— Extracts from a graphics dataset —

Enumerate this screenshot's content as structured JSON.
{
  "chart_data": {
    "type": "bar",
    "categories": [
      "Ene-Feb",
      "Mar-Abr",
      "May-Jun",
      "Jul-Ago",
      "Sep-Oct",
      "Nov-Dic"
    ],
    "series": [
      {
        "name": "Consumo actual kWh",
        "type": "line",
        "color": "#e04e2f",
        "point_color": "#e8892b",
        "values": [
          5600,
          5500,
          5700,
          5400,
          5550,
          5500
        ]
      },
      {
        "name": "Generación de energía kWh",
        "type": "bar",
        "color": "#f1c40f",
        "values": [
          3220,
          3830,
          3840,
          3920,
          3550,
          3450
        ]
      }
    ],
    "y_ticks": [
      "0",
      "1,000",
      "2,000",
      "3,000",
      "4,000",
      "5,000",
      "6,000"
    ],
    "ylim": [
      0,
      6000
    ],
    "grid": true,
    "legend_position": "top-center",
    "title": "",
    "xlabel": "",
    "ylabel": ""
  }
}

* * *

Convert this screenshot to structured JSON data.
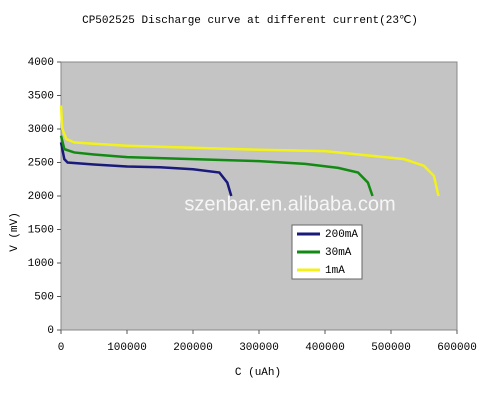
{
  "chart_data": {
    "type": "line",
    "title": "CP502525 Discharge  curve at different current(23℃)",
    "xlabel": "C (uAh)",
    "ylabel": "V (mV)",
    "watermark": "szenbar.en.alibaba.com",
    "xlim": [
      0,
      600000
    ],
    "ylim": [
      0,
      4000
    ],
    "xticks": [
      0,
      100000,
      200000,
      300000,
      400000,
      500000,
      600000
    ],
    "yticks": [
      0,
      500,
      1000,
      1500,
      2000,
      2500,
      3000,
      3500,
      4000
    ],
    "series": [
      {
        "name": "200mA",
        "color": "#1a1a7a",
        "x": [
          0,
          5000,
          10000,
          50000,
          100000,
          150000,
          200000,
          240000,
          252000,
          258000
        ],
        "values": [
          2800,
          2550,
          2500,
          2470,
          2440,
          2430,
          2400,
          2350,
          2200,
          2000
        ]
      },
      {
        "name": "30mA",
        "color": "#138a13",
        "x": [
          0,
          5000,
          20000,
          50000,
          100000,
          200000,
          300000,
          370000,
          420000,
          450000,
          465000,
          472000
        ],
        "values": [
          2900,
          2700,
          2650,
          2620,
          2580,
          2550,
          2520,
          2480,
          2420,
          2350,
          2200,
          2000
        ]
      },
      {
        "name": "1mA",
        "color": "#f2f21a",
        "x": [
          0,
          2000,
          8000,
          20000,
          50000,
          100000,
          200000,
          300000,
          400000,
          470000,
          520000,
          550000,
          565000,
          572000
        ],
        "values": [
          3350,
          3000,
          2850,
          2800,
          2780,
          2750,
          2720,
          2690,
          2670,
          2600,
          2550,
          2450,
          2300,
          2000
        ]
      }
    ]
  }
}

==

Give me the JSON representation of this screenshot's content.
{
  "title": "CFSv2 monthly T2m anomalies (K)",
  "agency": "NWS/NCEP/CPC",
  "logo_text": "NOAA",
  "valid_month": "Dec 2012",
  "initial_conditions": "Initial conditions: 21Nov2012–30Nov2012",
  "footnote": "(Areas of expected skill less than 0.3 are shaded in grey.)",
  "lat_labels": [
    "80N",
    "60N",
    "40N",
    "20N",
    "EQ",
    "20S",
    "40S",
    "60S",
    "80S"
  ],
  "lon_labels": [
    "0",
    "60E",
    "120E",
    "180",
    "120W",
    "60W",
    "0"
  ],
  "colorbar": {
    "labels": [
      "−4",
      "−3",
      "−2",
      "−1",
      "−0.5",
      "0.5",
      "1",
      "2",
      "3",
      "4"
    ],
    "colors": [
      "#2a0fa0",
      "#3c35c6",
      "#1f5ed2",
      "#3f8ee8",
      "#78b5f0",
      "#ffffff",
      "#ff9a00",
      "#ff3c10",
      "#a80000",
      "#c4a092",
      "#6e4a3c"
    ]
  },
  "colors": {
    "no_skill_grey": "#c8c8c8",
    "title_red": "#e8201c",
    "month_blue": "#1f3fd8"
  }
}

— Problem to solve —
Search the lines for the string "screenshot" and copy every line that has it.

— Exercise result —
Enumerate this screenshot's content as structured JSON.
Convert this screenshot to structured JSON data.
Give me the JSON representation of this screenshot's content.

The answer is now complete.